### Material for this task
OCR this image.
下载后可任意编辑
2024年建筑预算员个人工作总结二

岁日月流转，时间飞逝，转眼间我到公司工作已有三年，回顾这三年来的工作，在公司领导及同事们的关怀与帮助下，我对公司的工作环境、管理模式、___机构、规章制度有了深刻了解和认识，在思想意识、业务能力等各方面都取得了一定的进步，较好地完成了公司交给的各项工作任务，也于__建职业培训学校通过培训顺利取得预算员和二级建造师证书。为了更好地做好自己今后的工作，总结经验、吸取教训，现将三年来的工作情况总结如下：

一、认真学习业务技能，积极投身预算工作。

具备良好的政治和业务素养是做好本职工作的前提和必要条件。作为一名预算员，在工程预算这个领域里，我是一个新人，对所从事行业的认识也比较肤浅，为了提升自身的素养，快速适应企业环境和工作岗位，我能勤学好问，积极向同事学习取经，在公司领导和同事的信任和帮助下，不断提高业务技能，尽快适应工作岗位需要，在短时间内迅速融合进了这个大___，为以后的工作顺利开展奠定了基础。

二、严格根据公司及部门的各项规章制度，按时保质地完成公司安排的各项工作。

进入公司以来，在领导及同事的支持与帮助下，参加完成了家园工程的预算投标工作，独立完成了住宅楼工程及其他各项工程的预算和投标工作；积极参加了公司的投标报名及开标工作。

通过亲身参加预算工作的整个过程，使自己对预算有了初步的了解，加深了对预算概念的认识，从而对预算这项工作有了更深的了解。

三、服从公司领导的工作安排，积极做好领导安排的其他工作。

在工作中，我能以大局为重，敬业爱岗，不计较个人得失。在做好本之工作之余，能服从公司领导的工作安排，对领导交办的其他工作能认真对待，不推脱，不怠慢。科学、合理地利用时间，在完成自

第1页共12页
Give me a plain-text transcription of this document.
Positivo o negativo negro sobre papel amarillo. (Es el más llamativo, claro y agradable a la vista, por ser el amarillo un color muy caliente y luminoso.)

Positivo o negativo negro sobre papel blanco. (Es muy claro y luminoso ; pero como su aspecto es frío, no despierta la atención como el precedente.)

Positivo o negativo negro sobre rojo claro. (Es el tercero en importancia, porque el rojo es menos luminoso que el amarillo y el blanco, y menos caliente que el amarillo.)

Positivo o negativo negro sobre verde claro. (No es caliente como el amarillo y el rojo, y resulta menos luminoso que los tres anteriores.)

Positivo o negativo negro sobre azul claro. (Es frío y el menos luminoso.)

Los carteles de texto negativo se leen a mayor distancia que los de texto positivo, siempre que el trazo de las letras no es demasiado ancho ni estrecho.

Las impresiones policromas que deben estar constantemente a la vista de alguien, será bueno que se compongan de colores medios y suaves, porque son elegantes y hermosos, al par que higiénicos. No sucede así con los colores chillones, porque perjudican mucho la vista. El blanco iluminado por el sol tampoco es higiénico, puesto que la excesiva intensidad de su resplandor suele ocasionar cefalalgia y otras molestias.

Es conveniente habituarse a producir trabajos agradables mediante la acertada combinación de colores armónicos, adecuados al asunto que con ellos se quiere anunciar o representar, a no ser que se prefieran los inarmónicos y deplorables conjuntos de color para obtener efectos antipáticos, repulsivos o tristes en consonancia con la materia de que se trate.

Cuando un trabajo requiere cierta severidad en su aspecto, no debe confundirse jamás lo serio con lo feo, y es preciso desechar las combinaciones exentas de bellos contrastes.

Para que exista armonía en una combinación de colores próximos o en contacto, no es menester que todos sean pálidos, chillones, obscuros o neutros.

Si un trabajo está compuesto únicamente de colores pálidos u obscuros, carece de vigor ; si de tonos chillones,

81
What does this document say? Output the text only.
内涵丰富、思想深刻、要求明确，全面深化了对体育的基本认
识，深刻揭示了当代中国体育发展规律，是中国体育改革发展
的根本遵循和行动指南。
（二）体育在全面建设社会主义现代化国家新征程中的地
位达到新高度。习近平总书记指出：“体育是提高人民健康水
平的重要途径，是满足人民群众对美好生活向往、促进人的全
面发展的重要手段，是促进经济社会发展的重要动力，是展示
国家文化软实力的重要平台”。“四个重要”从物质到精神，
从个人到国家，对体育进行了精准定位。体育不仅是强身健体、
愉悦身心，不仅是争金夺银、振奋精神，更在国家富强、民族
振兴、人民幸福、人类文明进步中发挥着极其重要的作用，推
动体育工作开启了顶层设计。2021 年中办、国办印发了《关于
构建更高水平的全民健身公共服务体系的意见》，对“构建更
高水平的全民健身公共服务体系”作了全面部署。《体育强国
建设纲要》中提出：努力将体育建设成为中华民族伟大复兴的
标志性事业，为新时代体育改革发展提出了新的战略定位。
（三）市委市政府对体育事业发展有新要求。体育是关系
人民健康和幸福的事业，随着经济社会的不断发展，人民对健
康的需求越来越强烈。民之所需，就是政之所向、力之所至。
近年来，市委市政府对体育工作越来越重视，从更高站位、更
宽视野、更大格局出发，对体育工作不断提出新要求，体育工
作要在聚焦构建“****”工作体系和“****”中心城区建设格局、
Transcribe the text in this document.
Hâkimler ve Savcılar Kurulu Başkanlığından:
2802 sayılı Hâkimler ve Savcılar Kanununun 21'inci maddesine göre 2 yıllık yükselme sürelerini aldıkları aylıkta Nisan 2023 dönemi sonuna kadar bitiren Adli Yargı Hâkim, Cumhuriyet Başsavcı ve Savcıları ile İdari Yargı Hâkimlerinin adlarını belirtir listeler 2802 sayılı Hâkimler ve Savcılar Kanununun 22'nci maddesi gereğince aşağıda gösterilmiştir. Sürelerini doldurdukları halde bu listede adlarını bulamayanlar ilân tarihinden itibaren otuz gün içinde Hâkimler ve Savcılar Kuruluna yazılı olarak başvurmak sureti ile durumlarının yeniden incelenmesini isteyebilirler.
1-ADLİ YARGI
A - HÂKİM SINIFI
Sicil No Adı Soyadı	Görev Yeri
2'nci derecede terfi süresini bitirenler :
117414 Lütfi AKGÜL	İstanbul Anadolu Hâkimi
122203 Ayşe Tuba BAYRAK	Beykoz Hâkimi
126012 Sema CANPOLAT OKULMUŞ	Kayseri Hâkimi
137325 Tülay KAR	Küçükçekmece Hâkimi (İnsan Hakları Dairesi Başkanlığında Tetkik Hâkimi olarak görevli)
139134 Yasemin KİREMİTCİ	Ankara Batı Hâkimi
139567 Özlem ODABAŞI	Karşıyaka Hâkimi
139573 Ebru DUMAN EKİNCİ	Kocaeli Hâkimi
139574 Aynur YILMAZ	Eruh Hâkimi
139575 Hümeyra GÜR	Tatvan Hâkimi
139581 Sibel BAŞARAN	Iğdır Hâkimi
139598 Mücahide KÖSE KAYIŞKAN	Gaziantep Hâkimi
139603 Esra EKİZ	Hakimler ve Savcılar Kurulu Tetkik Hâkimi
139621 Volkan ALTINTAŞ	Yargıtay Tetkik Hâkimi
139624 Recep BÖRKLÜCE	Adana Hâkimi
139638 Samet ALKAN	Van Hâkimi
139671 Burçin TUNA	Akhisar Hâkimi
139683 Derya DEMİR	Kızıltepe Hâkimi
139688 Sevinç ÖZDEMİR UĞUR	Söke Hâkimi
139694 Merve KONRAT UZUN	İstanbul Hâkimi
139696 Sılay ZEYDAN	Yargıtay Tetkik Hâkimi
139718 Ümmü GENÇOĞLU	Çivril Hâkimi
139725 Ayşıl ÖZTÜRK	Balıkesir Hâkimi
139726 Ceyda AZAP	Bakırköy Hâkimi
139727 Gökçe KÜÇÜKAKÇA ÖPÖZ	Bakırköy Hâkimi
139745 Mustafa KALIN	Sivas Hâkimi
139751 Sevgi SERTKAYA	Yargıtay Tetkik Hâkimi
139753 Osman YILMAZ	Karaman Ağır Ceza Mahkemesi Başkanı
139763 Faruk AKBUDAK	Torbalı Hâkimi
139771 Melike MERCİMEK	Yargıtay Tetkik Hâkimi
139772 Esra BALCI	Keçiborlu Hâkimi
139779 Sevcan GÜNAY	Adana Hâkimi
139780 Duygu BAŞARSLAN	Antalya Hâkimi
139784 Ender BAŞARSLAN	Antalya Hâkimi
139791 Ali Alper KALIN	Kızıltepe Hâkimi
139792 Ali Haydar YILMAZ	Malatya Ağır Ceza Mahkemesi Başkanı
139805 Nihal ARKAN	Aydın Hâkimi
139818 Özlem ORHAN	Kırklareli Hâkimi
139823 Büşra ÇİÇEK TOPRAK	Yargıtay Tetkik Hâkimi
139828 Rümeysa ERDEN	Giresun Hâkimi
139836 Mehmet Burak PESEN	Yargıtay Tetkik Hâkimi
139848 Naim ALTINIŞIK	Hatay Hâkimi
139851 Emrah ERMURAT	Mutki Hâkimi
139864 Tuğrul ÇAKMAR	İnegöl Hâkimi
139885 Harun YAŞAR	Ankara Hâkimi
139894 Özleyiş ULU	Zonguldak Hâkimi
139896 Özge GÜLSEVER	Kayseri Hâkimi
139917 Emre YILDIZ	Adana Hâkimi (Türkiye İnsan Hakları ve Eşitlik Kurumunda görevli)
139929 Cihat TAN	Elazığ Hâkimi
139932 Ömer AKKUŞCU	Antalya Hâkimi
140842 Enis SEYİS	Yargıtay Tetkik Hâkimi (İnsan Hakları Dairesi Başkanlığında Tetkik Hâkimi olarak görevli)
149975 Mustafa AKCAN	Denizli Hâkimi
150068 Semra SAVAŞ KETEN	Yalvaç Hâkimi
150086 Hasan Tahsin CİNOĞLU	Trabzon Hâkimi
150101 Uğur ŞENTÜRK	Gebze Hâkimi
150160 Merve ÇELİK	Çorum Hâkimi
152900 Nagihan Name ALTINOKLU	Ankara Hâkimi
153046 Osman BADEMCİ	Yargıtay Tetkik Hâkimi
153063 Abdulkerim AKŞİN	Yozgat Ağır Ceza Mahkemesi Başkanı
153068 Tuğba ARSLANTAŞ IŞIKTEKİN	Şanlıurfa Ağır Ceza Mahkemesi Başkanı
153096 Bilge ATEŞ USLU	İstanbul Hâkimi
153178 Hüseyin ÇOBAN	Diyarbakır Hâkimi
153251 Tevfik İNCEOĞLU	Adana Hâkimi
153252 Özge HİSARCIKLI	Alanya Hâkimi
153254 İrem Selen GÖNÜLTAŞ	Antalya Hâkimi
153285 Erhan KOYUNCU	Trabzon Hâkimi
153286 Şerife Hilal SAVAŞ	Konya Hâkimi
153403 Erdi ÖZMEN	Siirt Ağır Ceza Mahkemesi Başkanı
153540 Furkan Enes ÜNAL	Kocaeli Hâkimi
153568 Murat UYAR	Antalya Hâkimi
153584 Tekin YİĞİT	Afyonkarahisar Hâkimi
######
> [Task brief]: Tell how many lines above contain the word "pálidos". Give the number alone.

> [Task output]: 2